§ **Exercise objective**
Write out the records again exactly and exclude the pictures.

Text content records for pages:
^^^^^^^^^^^^^^^^
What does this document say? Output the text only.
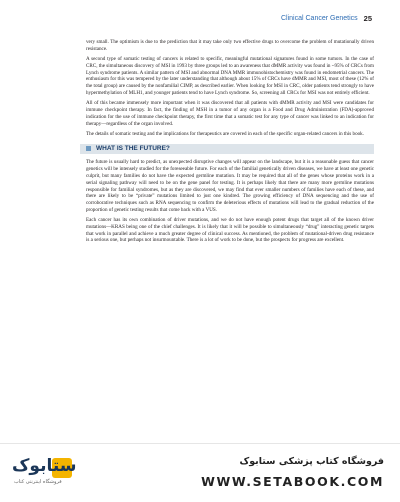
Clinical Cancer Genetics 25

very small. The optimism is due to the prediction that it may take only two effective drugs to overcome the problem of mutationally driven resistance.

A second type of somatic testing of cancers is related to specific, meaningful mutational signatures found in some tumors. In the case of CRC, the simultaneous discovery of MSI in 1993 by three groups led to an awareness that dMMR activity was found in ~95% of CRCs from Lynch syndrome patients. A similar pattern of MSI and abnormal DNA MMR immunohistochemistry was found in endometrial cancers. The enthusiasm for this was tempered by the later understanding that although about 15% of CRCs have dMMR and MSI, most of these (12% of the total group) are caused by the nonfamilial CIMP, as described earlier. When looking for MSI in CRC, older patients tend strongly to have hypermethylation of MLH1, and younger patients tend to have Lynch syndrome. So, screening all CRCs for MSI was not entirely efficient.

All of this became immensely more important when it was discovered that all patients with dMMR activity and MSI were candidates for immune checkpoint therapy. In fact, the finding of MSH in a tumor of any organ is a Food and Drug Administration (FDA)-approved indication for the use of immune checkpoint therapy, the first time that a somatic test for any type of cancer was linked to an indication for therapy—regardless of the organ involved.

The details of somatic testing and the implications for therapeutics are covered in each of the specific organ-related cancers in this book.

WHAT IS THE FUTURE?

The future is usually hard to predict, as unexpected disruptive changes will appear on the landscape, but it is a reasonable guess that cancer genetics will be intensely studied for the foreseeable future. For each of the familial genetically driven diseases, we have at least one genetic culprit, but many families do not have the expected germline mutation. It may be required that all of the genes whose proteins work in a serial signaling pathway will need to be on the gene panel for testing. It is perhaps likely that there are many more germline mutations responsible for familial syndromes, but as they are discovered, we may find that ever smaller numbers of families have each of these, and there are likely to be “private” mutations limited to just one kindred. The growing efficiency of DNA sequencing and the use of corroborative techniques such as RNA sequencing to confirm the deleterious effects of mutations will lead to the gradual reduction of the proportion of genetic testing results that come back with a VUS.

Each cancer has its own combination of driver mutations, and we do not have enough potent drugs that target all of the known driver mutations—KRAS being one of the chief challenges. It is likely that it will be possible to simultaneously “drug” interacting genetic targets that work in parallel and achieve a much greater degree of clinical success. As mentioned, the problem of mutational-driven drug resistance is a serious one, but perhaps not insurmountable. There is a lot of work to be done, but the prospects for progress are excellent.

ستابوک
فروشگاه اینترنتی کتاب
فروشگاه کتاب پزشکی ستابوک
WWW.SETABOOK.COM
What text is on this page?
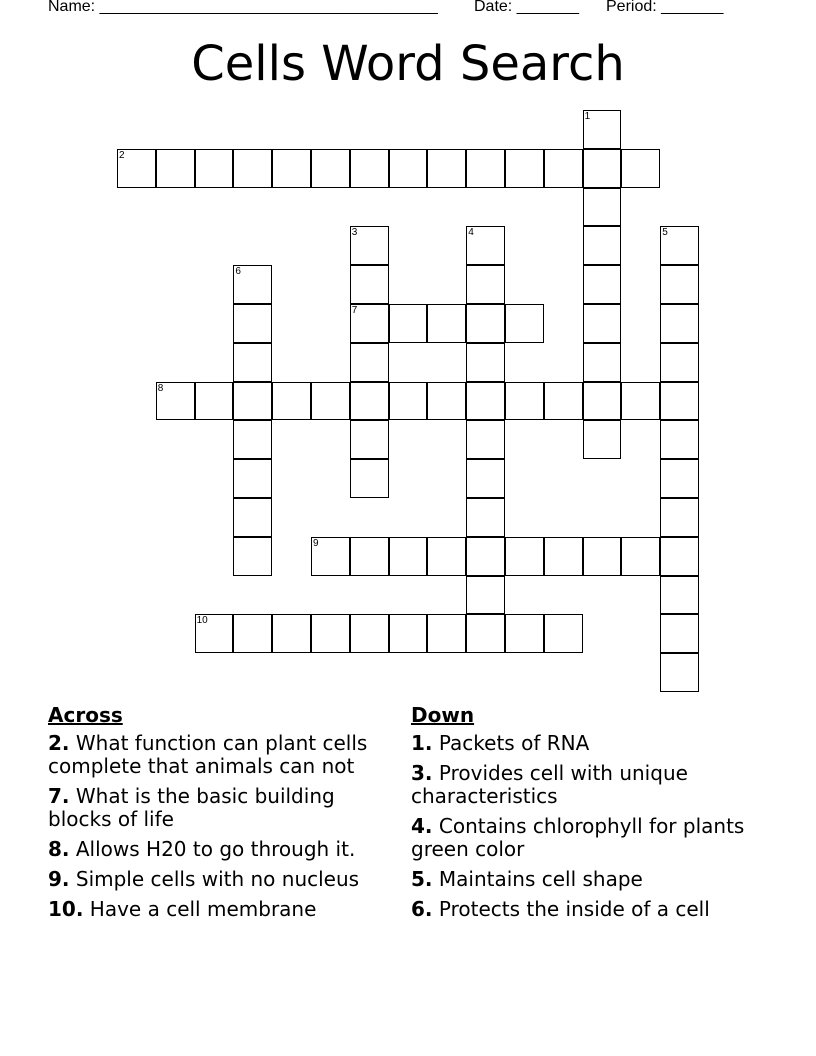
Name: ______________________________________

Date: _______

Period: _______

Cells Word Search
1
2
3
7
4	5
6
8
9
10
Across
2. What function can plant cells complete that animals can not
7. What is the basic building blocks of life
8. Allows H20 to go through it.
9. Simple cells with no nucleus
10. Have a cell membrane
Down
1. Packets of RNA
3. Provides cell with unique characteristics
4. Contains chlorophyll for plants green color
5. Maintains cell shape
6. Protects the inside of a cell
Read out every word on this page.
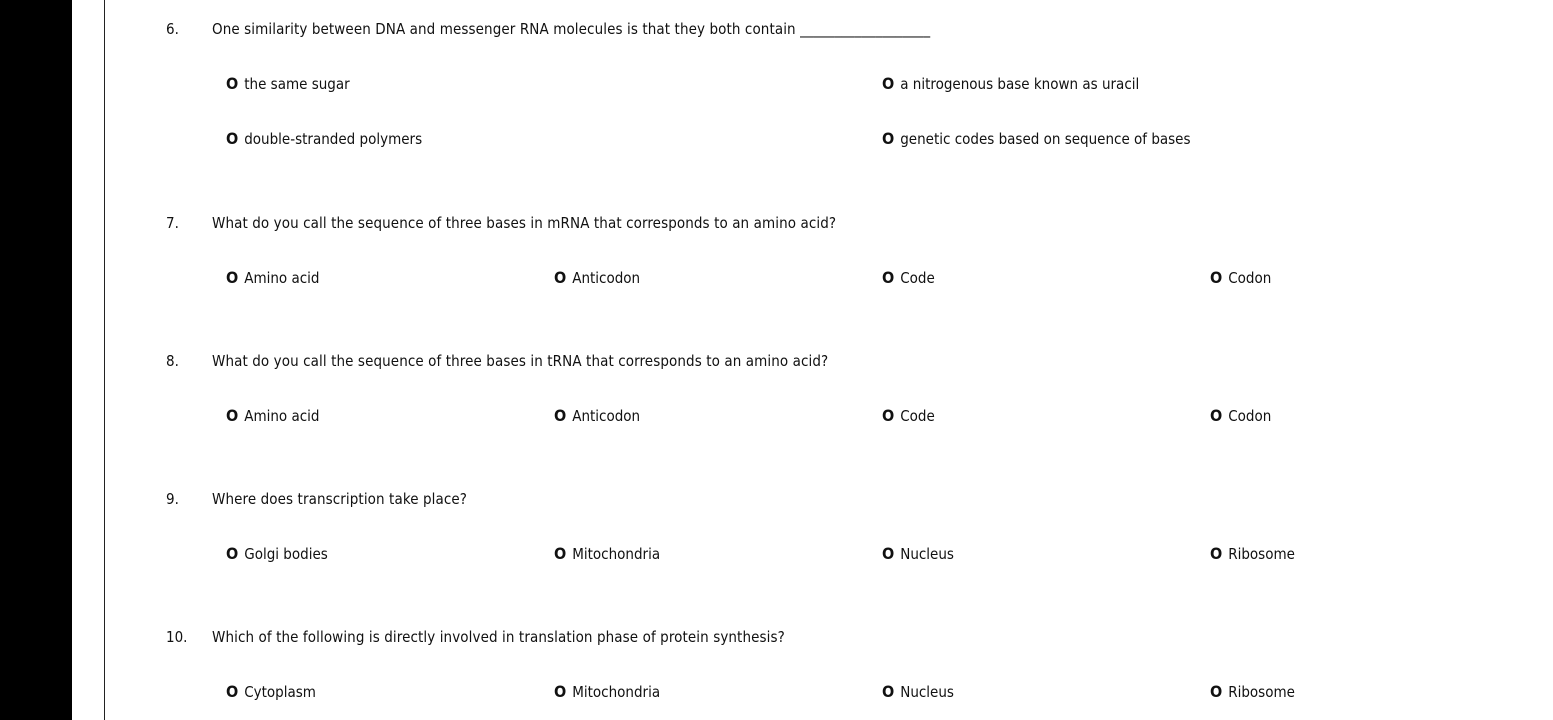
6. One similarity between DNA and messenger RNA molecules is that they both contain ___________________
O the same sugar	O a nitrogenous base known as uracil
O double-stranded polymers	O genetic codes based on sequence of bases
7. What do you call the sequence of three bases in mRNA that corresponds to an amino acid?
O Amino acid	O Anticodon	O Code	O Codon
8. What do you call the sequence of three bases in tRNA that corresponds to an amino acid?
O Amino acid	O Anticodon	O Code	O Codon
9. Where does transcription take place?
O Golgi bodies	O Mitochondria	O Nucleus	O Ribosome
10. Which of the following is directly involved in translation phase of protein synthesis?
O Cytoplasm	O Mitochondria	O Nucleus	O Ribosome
^^^^^^^^^^^^^^^^
§ **Answer space**
What does this document say? Output the text only.
Clinical Cancer Genetics 25

very small. The optimism is due to the prediction that it may take only two effective drugs to overcome the problem of mutationally driven resistance.

A second type of somatic testing of cancers is related to specific, meaningful mutational signatures found in some tumors. In the case of CRC, the simultaneous discovery of MSI in 1993 by three groups led to an awareness that dMMR activity was found in ~95% of CRCs from Lynch syndrome patients. A similar pattern of MSI and abnormal DNA MMR immunohistochemistry was found in endometrial cancers. The enthusiasm for this was tempered by the later understanding that although about 15% of CRCs have dMMR and MSI, most of these (12% of the total group) are caused by the nonfamilial CIMP, as described earlier. When looking for MSI in CRC, older patients tend strongly to have hypermethylation of MLH1, and younger patients tend to have Lynch syndrome. So, screening all CRCs for MSI was not entirely efficient.

All of this became immensely more important when it was discovered that all patients with dMMR activity and MSI were candidates for immune checkpoint therapy. In fact, the finding of MSH in a tumor of any organ is a Food and Drug Administration (FDA)-approved indication for the use of immune checkpoint therapy, the first time that a somatic test for any type of cancer was linked to an indication for therapy—regardless of the organ involved.

The details of somatic testing and the implications for therapeutics are covered in each of the specific organ-related cancers in this book.

WHAT IS THE FUTURE?

The future is usually hard to predict, as unexpected disruptive changes will appear on the landscape, but it is a reasonable guess that cancer genetics will be intensely studied for the foreseeable future. For each of the familial genetically driven diseases, we have at least one genetic culprit, but many families do not have the expected germline mutation. It may be required that all of the genes whose proteins work in a serial signaling pathway will need to be on the gene panel for testing. It is perhaps likely that there are many more germline mutations responsible for familial syndromes, but as they are discovered, we may find that ever smaller numbers of families have each of these, and there are likely to be “private” mutations limited to just one kindred. The growing efficiency of DNA sequencing and the use of corroborative techniques such as RNA sequencing to confirm the deleterious effects of mutations will lead to the gradual reduction of the proportion of genetic testing results that come back with a VUS.

Each cancer has its own combination of driver mutations, and we do not have enough potent drugs that target all of the known driver mutations—KRAS being one of the chief challenges. It is likely that it will be possible to simultaneously “drug” interacting genetic targets that work in parallel and achieve a much greater degree of clinical success. As mentioned, the problem of mutational-driven drug resistance is a serious one, but perhaps not insurmountable. There is a lot of work to be done, but the prospects for progress are excellent.

ستابوک
فروشگاه اینترنتی کتاب
فروشگاه کتاب پزشکی ستابوک
WWW.SETABOOK.COM
What text is on this page?
Name: ______________________________________

Date: _______

Period: _______

Cells Word Search
1
2
3
7
4	5
6
8
9
10
Across
2. What function can plant cells complete that animals can not
7. What is the basic building blocks of life
8. Allows H20 to go through it.
9. Simple cells with no nucleus
10. Have a cell membrane
Down
1. Packets of RNA
3. Provides cell with unique characteristics
4. Contains chlorophyll for plants green color
5. Maintains cell shape
6. Protects the inside of a cell
Read out every word on this page.
6. One similarity between DNA and messenger RNA molecules is that they both contain ___________________
O the same sugar	O a nitrogenous base known as uracil
O double-stranded polymers	O genetic codes based on sequence of bases
7. What do you call the sequence of three bases in mRNA that corresponds to an amino acid?
O Amino acid	O Anticodon	O Code	O Codon
8. What do you call the sequence of three bases in tRNA that corresponds to an amino acid?
O Amino acid	O Anticodon	O Code	O Codon
9. Where does transcription take place?
O Golgi bodies	O Mitochondria	O Nucleus	O Ribosome
10. Which of the following is directly involved in translation phase of protein synthesis?
O Cytoplasm	O Mitochondria	O Nucleus	O Ribosome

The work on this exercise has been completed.